* _Input data_
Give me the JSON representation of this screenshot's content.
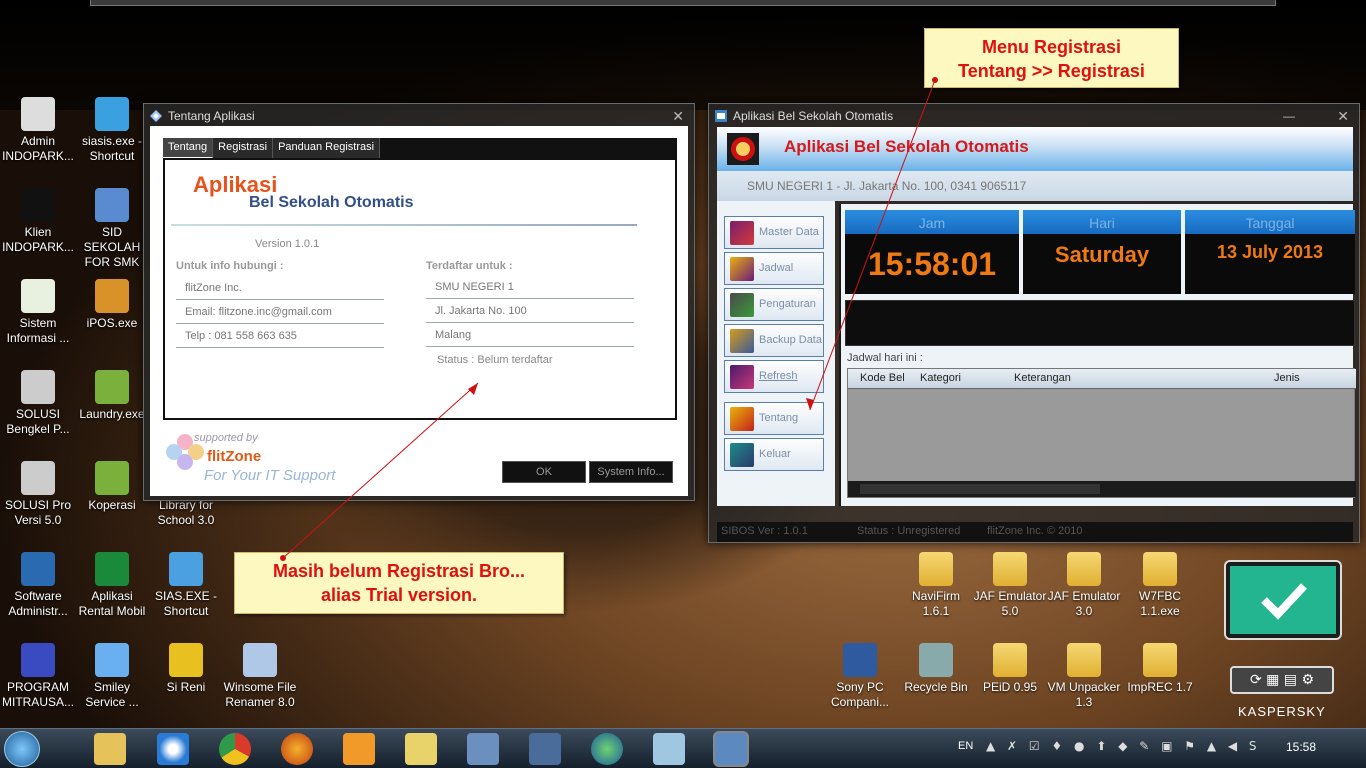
{
  "desktop_icons_left": [
    {
      "label": "Admin INDOPARK...",
      "icon": "admin-icon"
    },
    {
      "label": "siasis.exe - Shortcut",
      "icon": "cube-icon"
    },
    {
      "label": "Klien INDOPARK...",
      "icon": "p-letter-icon"
    },
    {
      "label": "SID SEKOLAH FOR SMK",
      "icon": "monitor-icon"
    },
    {
      "label": "Sistem Informasi ...",
      "icon": "checklist-icon"
    },
    {
      "label": "iPOS.exe",
      "icon": "briefcase-icon"
    },
    {
      "label": "SOLUSI Bengkel P...",
      "icon": "cash-register-icon"
    },
    {
      "label": "Laundry.exe",
      "icon": "spreadsheet-icon"
    },
    {
      "label": "SOLUSI Pro Versi 5.0",
      "icon": "cash-register-icon"
    },
    {
      "label": "Koperasi",
      "icon": "spreadsheet-icon"
    },
    {
      "label": "Library for School 3.0",
      "icon": "book-icon"
    },
    {
      "label": "Software Administr...",
      "icon": "software-box-icon"
    },
    {
      "label": "Aplikasi Rental Mobil",
      "icon": "letter-a-icon"
    },
    {
      "label": "SIAS.EXE - Shortcut",
      "icon": "satellite-icon"
    },
    {
      "label": "PROGRAM MITRAUSA...",
      "icon": "program-icon"
    },
    {
      "label": "Smiley Service ...",
      "icon": "phone-icon"
    },
    {
      "label": "Si Reni",
      "icon": "handshake-icon"
    },
    {
      "label": "Winsome File Renamer 8.0",
      "icon": "file-rename-icon"
    }
  ],
  "desktop_icons_right": [
    {
      "label": "NaviFirm 1.6.1"
    },
    {
      "label": "JAF Emulator 5.0"
    },
    {
      "label": "JAF Emulator 3.0"
    },
    {
      "label": "W7FBC 1.1.exe"
    },
    {
      "label": "Sony PC Compani..."
    },
    {
      "label": "Recycle Bin"
    },
    {
      "label": "PEiD 0.95"
    },
    {
      "label": "VM Unpacker 1.3"
    },
    {
      "label": "ImpREC 1.7"
    }
  ],
  "about_window": {
    "title": "Tentang Aplikasi",
    "tabs": [
      "Tentang",
      "Registrasi",
      "Panduan Registrasi"
    ],
    "app_title_1": "Aplikasi",
    "app_title_2": "Bel Sekolah Otomatis",
    "version": "Version 1.0.1",
    "contact_label": "Untuk info hubungi :",
    "contact": [
      "flitZone Inc.",
      "Email: flitzone.inc@gmail.com",
      "Telp : 081 558 663 635"
    ],
    "registered_label": "Terdaftar untuk :",
    "registered": [
      "SMU NEGERI 1",
      "Jl. Jakarta No. 100",
      "Malang"
    ],
    "status": "Status : Belum terdaftar",
    "supported_by": "supported by",
    "brand": "flitZone",
    "tagline": "For Your IT Support",
    "ok_button": "OK",
    "sysinfo_button": "System Info..."
  },
  "main_window": {
    "title": "Aplikasi Bel Sekolah Otomatis",
    "header_title": "Aplikasi Bel Sekolah Otomatis",
    "address": "SMU NEGERI 1  -  Jl. Jakarta No. 100, 0341 9065117",
    "menu": [
      "Master Data",
      "Jadwal",
      "Pengaturan",
      "Backup Data",
      "Refresh",
      "Tentang",
      "Keluar"
    ],
    "clock_headers": [
      "Jam",
      "Hari",
      "Tanggal"
    ],
    "time": "15:58:01",
    "day": "Saturday",
    "date": "13 July 2013",
    "schedule_label": "Jadwal hari ini :",
    "table_headers": [
      "Kode Bel",
      "Kategori",
      "Keterangan",
      "Jenis"
    ],
    "status_bar": [
      "SIBOS Ver : 1.0.1",
      "Status : Unregistered",
      "flitZone Inc. © 2010"
    ]
  },
  "callouts": {
    "top_line1": "Menu Registrasi",
    "top_line2": "Tentang >> Registrasi",
    "bottom_line1": "Masih belum Registrasi Bro...",
    "bottom_line2": "alias Trial version."
  },
  "tray": {
    "lang": "EN",
    "time": "15:58"
  },
  "kaspersky": "KASPERSKY",
  "colors": {
    "callout_text": "#e01010",
    "clock_digits": "#f07a12",
    "accent_blue": "#2b8de0"
  }
}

* _Task directions_
Copy out all of the data word for word. Do not carry over any picture.

* _Response for this exercise_
Give me the JSON representation of this screenshot's content.
{
  "desktop_icons_left": [
    {
      "label": "Admin INDOPARK...",
      "icon": "admin-icon"
    },
    {
      "label": "siasis.exe - Shortcut",
      "icon": "cube-icon"
    },
    {
      "label": "Klien INDOPARK...",
      "icon": "p-letter-icon"
    },
    {
      "label": "SID SEKOLAH FOR SMK",
      "icon": "monitor-icon"
    },
    {
      "label": "Sistem Informasi ...",
      "icon": "checklist-icon"
    },
    {
      "label": "iPOS.exe",
      "icon": "briefcase-icon"
    },
    {
      "label": "SOLUSI Bengkel P...",
      "icon": "cash-register-icon"
    },
    {
      "label": "Laundry.exe",
      "icon": "spreadsheet-icon"
    },
    {
      "label": "SOLUSI Pro Versi 5.0",
      "icon": "cash-register-icon"
    },
    {
      "label": "Koperasi",
      "icon": "spreadsheet-icon"
    },
    {
      "label": "Library for School 3.0",
      "icon": "book-icon"
    },
    {
      "label": "Software Administr...",
      "icon": "software-box-icon"
    },
    {
      "label": "Aplikasi Rental Mobil",
      "icon": "letter-a-icon"
    },
    {
      "label": "SIAS.EXE - Shortcut",
      "icon": "satellite-icon"
    },
    {
      "label": "PROGRAM MITRAUSA...",
      "icon": "program-icon"
    },
    {
      "label": "Smiley Service ...",
      "icon": "phone-icon"
    },
    {
      "label": "Si Reni",
      "icon": "handshake-icon"
    },
    {
      "label": "Winsome File Renamer 8.0",
      "icon": "file-rename-icon"
    }
  ],
  "desktop_icons_right": [
    {
      "label": "NaviFirm 1.6.1"
    },
    {
      "label": "JAF Emulator 5.0"
    },
    {
      "label": "JAF Emulator 3.0"
    },
    {
      "label": "W7FBC 1.1.exe"
    },
    {
      "label": "Sony PC Compani..."
    },
    {
      "label": "Recycle Bin"
    },
    {
      "label": "PEiD 0.95"
    },
    {
      "label": "VM Unpacker 1.3"
    },
    {
      "label": "ImpREC 1.7"
    }
  ],
  "about_window": {
    "title": "Tentang Aplikasi",
    "tabs": [
      "Tentang",
      "Registrasi",
      "Panduan Registrasi"
    ],
    "app_title_1": "Aplikasi",
    "app_title_2": "Bel Sekolah Otomatis",
    "version": "Version 1.0.1",
    "contact_label": "Untuk info hubungi :",
    "contact": [
      "flitZone Inc.",
      "Email: flitzone.inc@gmail.com",
      "Telp : 081 558 663 635"
    ],
    "registered_label": "Terdaftar untuk :",
    "registered": [
      "SMU NEGERI 1",
      "Jl. Jakarta No. 100",
      "Malang"
    ],
    "status": "Status : Belum terdaftar",
    "supported_by": "supported by",
    "brand": "flitZone",
    "tagline": "For Your IT Support",
    "ok_button": "OK",
    "sysinfo_button": "System Info..."
  },
  "main_window": {
    "title": "Aplikasi Bel Sekolah Otomatis",
    "header_title": "Aplikasi Bel Sekolah Otomatis",
    "address": "SMU NEGERI 1  -  Jl. Jakarta No. 100, 0341 9065117",
    "menu": [
      "Master Data",
      "Jadwal",
      "Pengaturan",
      "Backup Data",
      "Refresh",
      "Tentang",
      "Keluar"
    ],
    "clock_headers": [
      "Jam",
      "Hari",
      "Tanggal"
    ],
    "time": "15:58:01",
    "day": "Saturday",
    "date": "13 July 2013",
    "schedule_label": "Jadwal hari ini :",
    "table_headers": [
      "Kode Bel",
      "Kategori",
      "Keterangan",
      "Jenis"
    ],
    "status_bar": [
      "SIBOS Ver : 1.0.1",
      "Status : Unregistered",
      "flitZone Inc. © 2010"
    ]
  },
  "callouts": {
    "top_line1": "Menu Registrasi",
    "top_line2": "Tentang >> Registrasi",
    "bottom_line1": "Masih belum Registrasi Bro...",
    "bottom_line2": "alias Trial version."
  },
  "tray": {
    "lang": "EN",
    "time": "15:58"
  },
  "kaspersky": "KASPERSKY",
  "colors": {
    "callout_text": "#e01010",
    "clock_digits": "#f07a12",
    "accent_blue": "#2b8de0"
  }
}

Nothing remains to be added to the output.